§ INSTRUCTION
Below are the records. Gather each line that holds "RESULTADOS".

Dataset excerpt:
□ □ □ □
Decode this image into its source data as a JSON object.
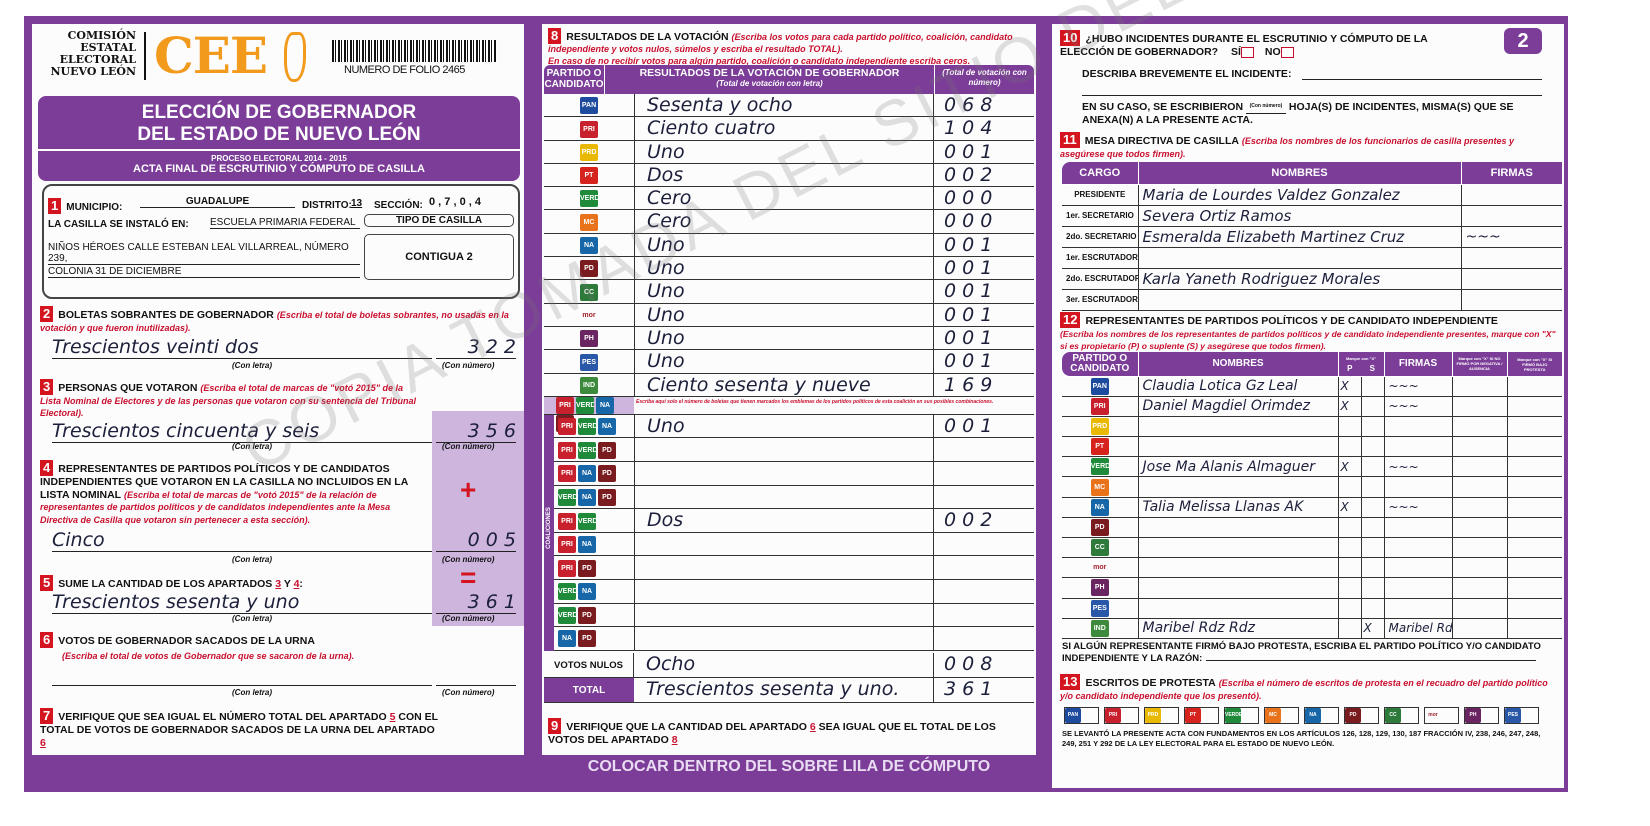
{
  "header": {
    "org_lines": [
      "COMISIÓN",
      "ESTATAL",
      "ELECTORAL",
      "NUEVO LEÓN"
    ],
    "logo_text": "CEE",
    "folio": "NUMERO DE FOLIO 2465",
    "title1": "ELECCIÓN DE GOBERNADOR",
    "title2": "DEL ESTADO DE NUEVO LEÓN",
    "subtitle1": "PROCESO ELECTORAL 2014 - 2015",
    "subtitle2": "ACTA FINAL DE ESCRUTINIO Y CÓMPUTO DE CASILLA",
    "sheet_number": "2"
  },
  "s1": {
    "num": "1",
    "municipio_label": "MUNICIPIO:",
    "municipio": "GUADALUPE",
    "distrito_label": "DISTRITO:",
    "distrito": "13",
    "seccion_label": "SECCIÓN:",
    "seccion": "0 , 7 , 0 , 4",
    "instalo_label": "LA CASILLA SE INSTALÓ EN:",
    "addr1": "ESCUELA PRIMARIA FEDERAL",
    "addr2": "NIÑOS HÉROES CALLE ESTEBAN LEAL VILLARREAL, NÚMERO 239,",
    "addr3": "COLONIA 31 DE DICIEMBRE",
    "tipo_label": "TIPO DE CASILLA",
    "tipo": "CONTIGUA 2"
  },
  "captions": {
    "letra": "(Con letra)",
    "numero": "(Con número)"
  },
  "s2": {
    "num": "2",
    "title": "BOLETAS SOBRANTES DE GOBERNADOR",
    "hint": "(Escriba el total de boletas sobrantes, no usadas en la votación y que fueron inutilizadas).",
    "letra": "Trescientos veinti dos",
    "numero": "3 2 2"
  },
  "s3": {
    "num": "3",
    "title": "PERSONAS QUE VOTARON",
    "hint": "(Escriba el total de marcas de \"votó 2015\" de la Lista Nominal de Electores y de las personas que votaron con su sentencia del Tribunal Electoral).",
    "letra": "Trescientos cincuenta y seis",
    "numero": "3 5 6"
  },
  "s4": {
    "num": "4",
    "title": "REPRESENTANTES DE PARTIDOS POLÍTICOS Y DE CANDIDATOS INDEPENDIENTES QUE VOTARON EN LA CASILLA NO INCLUIDOS EN LA LISTA NOMINAL",
    "hint": "(Escriba el total de marcas de \"votó 2015\" de la relación de representantes de partidos políticos y de candidatos independientes ante la Mesa Directiva de Casilla que votaron sin pertenecer a esta sección).",
    "letra": "Cinco",
    "numero": "0 0 5",
    "plus": "+"
  },
  "s5": {
    "num": "5",
    "title": "SUME LA CANTIDAD DE LOS APARTADOS",
    "a": "3",
    "y": "Y",
    "b": "4",
    "colon": ":",
    "letra": "Trescientos sesenta y uno",
    "numero": "3 6 1",
    "equals": "="
  },
  "s6": {
    "num": "6",
    "title": "VOTOS DE GOBERNADOR SACADOS DE LA URNA",
    "hint": "(Escriba el total de votos de Gobernador que se sacaron de la urna).",
    "letra": "",
    "numero": ""
  },
  "s7": {
    "num": "7",
    "text1": "VERIFIQUE QUE SEA IGUAL EL NÚMERO TOTAL DEL APARTADO",
    "ref1": "5",
    "text2": "CON EL TOTAL DE VOTOS DE GOBERNADOR SACADOS DE LA URNA DEL APARTADO",
    "ref2": "6"
  },
  "s8": {
    "num": "8",
    "title": "RESULTADOS DE LA VOTACIÓN",
    "hint": "(Escriba los votos para cada partido político, coalición, candidato independiente y votos nulos, súmelos y escriba el resultado TOTAL).",
    "hint2": "En caso de no recibir votos para algún partido, coalición o candidato independiente escriba ceros.",
    "col1": "PARTIDO O CANDIDATO",
    "col2": "RESULTADOS DE LA VOTACIÓN DE GOBERNADOR",
    "col2_sub": "(Total de votación con letra)",
    "col3": "(Total de votación con número)",
    "rows": [
      {
        "party": "PAN",
        "letra": "Sesenta y ocho",
        "numero": "0 6 8"
      },
      {
        "party": "PRI",
        "letra": "Ciento cuatro",
        "numero": "1 0 4"
      },
      {
        "party": "PRD",
        "letra": "Uno",
        "numero": "0 0 1"
      },
      {
        "party": "PT",
        "letra": "Dos",
        "numero": "0 0 2"
      },
      {
        "party": "VERDE",
        "letra": "Cero",
        "numero": "0 0 0"
      },
      {
        "party": "MC",
        "letra": "Cero",
        "numero": "0 0 0"
      },
      {
        "party": "NA",
        "letra": "Uno",
        "numero": "0 0 1"
      },
      {
        "party": "PD",
        "letra": "Uno",
        "numero": "0 0 1"
      },
      {
        "party": "CC",
        "letra": "Uno",
        "numero": "0 0 1"
      },
      {
        "party": "morena",
        "letra": "Uno",
        "numero": "0 0 1"
      },
      {
        "party": "PH",
        "letra": "Uno",
        "numero": "0 0 1"
      },
      {
        "party": "PES",
        "letra": "Uno",
        "numero": "0 0 1"
      },
      {
        "party": "IND",
        "letra": "Ciento sesenta y nueve",
        "numero": "1 6 9"
      }
    ],
    "coalition_note": "Escriba aquí solo el número de boletas que tienen marcados los emblemas de los partidos políticos de esta coalición en sus posibles combinaciones.",
    "coalition_label": "COALICIONES",
    "coalition_header": [
      "PRI",
      "VERDE",
      "NA",
      "PD"
    ],
    "coalition_rows": [
      {
        "parties": [
          "PRI",
          "VERDE",
          "NA"
        ],
        "letra": "Uno",
        "numero": "0 0 1"
      },
      {
        "parties": [
          "PRI",
          "VERDE",
          "PD"
        ],
        "letra": "",
        "numero": ""
      },
      {
        "parties": [
          "PRI",
          "NA",
          "PD"
        ],
        "letra": "",
        "numero": ""
      },
      {
        "parties": [
          "VERDE",
          "NA",
          "PD"
        ],
        "letra": "",
        "numero": ""
      },
      {
        "parties": [
          "PRI",
          "VERDE"
        ],
        "letra": "Dos",
        "numero": "0 0 2"
      },
      {
        "parties": [
          "PRI",
          "NA"
        ],
        "letra": "",
        "numero": ""
      },
      {
        "parties": [
          "PRI",
          "PD"
        ],
        "letra": "",
        "numero": ""
      },
      {
        "parties": [
          "VERDE",
          "NA"
        ],
        "letra": "",
        "numero": ""
      },
      {
        "parties": [
          "VERDE",
          "PD"
        ],
        "letra": "",
        "numero": ""
      },
      {
        "parties": [
          "NA",
          "PD"
        ],
        "letra": "",
        "numero": ""
      }
    ],
    "nulos_label": "VOTOS NULOS",
    "nulos_letra": "Ocho",
    "nulos_numero": "0 0 8",
    "total_label": "TOTAL",
    "total_letra": "Trescientos sesenta y uno.",
    "total_numero": "3 6 1"
  },
  "s9": {
    "num": "9",
    "text1": "VERIFIQUE QUE LA CANTIDAD DEL APARTADO",
    "ref1": "6",
    "text2": "SEA IGUAL QUE EL TOTAL DE LOS VOTOS DEL APARTADO",
    "ref2": "8"
  },
  "banner": "COLOCAR DENTRO DEL SOBRE LILA DE CÓMPUTO",
  "s10": {
    "num": "10",
    "q": "¿HUBO INCIDENTES DURANTE EL ESCRUTINIO Y CÓMPUTO DE LA ELECCIÓN DE GOBERNADOR?",
    "si": "SÍ",
    "no": "NO",
    "describe": "DESCRIBA BREVEMENTE EL INCIDENTE:",
    "hojas1": "EN SU CASO, SE ESCRIBIERON",
    "hojas_cap": "(Con número)",
    "hojas2": "HOJA(S) DE INCIDENTES, MISMA(S) QUE SE ANEXA(N) A LA PRESENTE ACTA."
  },
  "s11": {
    "num": "11",
    "title": "MESA DIRECTIVA DE CASILLA",
    "hint": "(Escriba los nombres de los funcionarios de casilla presentes y asegúrese que todos firmen).",
    "col_cargo": "CARGO",
    "col_nombres": "NOMBRES",
    "col_firmas": "FIRMAS",
    "rows": [
      {
        "cargo": "PRESIDENTE",
        "nombre": "Maria de Lourdes Valdez Gonzalez",
        "firma": ""
      },
      {
        "cargo": "1er. SECRETARIO",
        "nombre": "Severa Ortiz Ramos",
        "firma": ""
      },
      {
        "cargo": "2do. SECRETARIO",
        "nombre": "Esmeralda Elizabeth Martinez Cruz",
        "firma": "~signed~"
      },
      {
        "cargo": "1er. ESCRUTADOR",
        "nombre": "",
        "firma": ""
      },
      {
        "cargo": "2do. ESCRUTADOR",
        "nombre": "Karla Yaneth Rodriguez Morales",
        "firma": ""
      },
      {
        "cargo": "3er. ESCRUTADOR",
        "nombre": "",
        "firma": ""
      }
    ]
  },
  "s12": {
    "num": "12",
    "title": "REPRESENTANTES DE PARTIDOS POLÍTICOS Y DE CANDIDATO INDEPENDIENTE",
    "hint": "(Escriba los nombres de los representantes de partidos políticos y de candidato independiente presentes, marque con \"X\" si es propietario (P) o suplente (S) y asegúrese que todos firmen).",
    "col1": "PARTIDO O CANDIDATO",
    "col2": "NOMBRES",
    "mark": "Marque con \"X\"",
    "p": "P",
    "s": "S",
    "col_firmas": "FIRMAS",
    "col_neg": "Marque con \"X\" SI NO FIRMÓ POR NEGATIVA / AUSENCIA",
    "col_prot": "Marque con \"X\" SI FIRMÓ BAJO PROTESTA",
    "rows": [
      {
        "party": "PAN",
        "nombre": "Claudia Lotica Gz Leal",
        "p": "X",
        "s": "",
        "firma": "signed"
      },
      {
        "party": "PRI",
        "nombre": "Daniel Magdiel Orimdez",
        "p": "X",
        "s": "",
        "firma": "signed"
      },
      {
        "party": "PRD",
        "nombre": "",
        "p": "",
        "s": "",
        "firma": ""
      },
      {
        "party": "PT",
        "nombre": "",
        "p": "",
        "s": "",
        "firma": ""
      },
      {
        "party": "VERDE",
        "nombre": "Jose Ma Alanis Almaguer",
        "p": "X",
        "s": "",
        "firma": "signed"
      },
      {
        "party": "MC",
        "nombre": "",
        "p": "",
        "s": "",
        "firma": ""
      },
      {
        "party": "NA",
        "nombre": "Talia Melissa Llanas AK",
        "p": "X",
        "s": "",
        "firma": "signed"
      },
      {
        "party": "PD",
        "nombre": "",
        "p": "",
        "s": "",
        "firma": ""
      },
      {
        "party": "CC",
        "nombre": "",
        "p": "",
        "s": "",
        "firma": ""
      },
      {
        "party": "morena",
        "nombre": "",
        "p": "",
        "s": "",
        "firma": ""
      },
      {
        "party": "PH",
        "nombre": "",
        "p": "",
        "s": "",
        "firma": ""
      },
      {
        "party": "PES",
        "nombre": "",
        "p": "",
        "s": "",
        "firma": ""
      },
      {
        "party": "IND",
        "nombre": "Maribel Rdz Rdz",
        "p": "",
        "s": "X",
        "firma": "Maribel Rdz"
      }
    ],
    "protesta1": "SI ALGÚN REPRESENTANTE FIRMÓ BAJO PROTESTA, ESCRIBA EL PARTIDO POLÍTICO Y/O CANDIDATO",
    "protesta2": "INDEPENDIENTE Y LA RAZÓN:"
  },
  "s13": {
    "num": "13",
    "title": "ESCRITOS DE PROTESTA",
    "hint": "(Escriba el número de escritos de protesta en el recuadro del partido político y/o candidato independiente que los presentó).",
    "parties": [
      "PAN",
      "PRI",
      "PRD",
      "PT",
      "VERDE",
      "MC",
      "NA",
      "PD",
      "CC",
      "morena",
      "PH",
      "PES"
    ],
    "footer": "SE LEVANTÓ LA PRESENTE ACTA CON FUNDAMENTOS EN LOS ARTÍCULOS 126, 128, 129, 130, 187 FRACCIÓN IV, 238, 246, 247, 248, 249, 251 Y 292 DE LA LEY ELECTORAL PARA EL ESTADO DE NUEVO LEÓN."
  },
  "watermark": "COPIA TOMADA DEL SITIO DEL",
  "party_colors": {
    "PAN": "#1d4c9e",
    "PRI": "#c8202c",
    "PRD": "#e9b800",
    "PT": "#d6231e",
    "VERDE": "#1f8a3a",
    "MC": "#e8731a",
    "NA": "#1767a8",
    "PD": "#7a1b1f",
    "CC": "#2d7a3a",
    "morena": "#a3222b",
    "PH": "#6b2462",
    "PES": "#2a58a8",
    "IND": "#3d8a3c"
  }
}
□ □ □ □
§ RESPONSE TO THE EXERCISE
    "title": "RESULTADOS DE LA VOTACIÓN",
    "col2": "RESULTADOS DE LA VOTACIÓN DE GOBERNADOR",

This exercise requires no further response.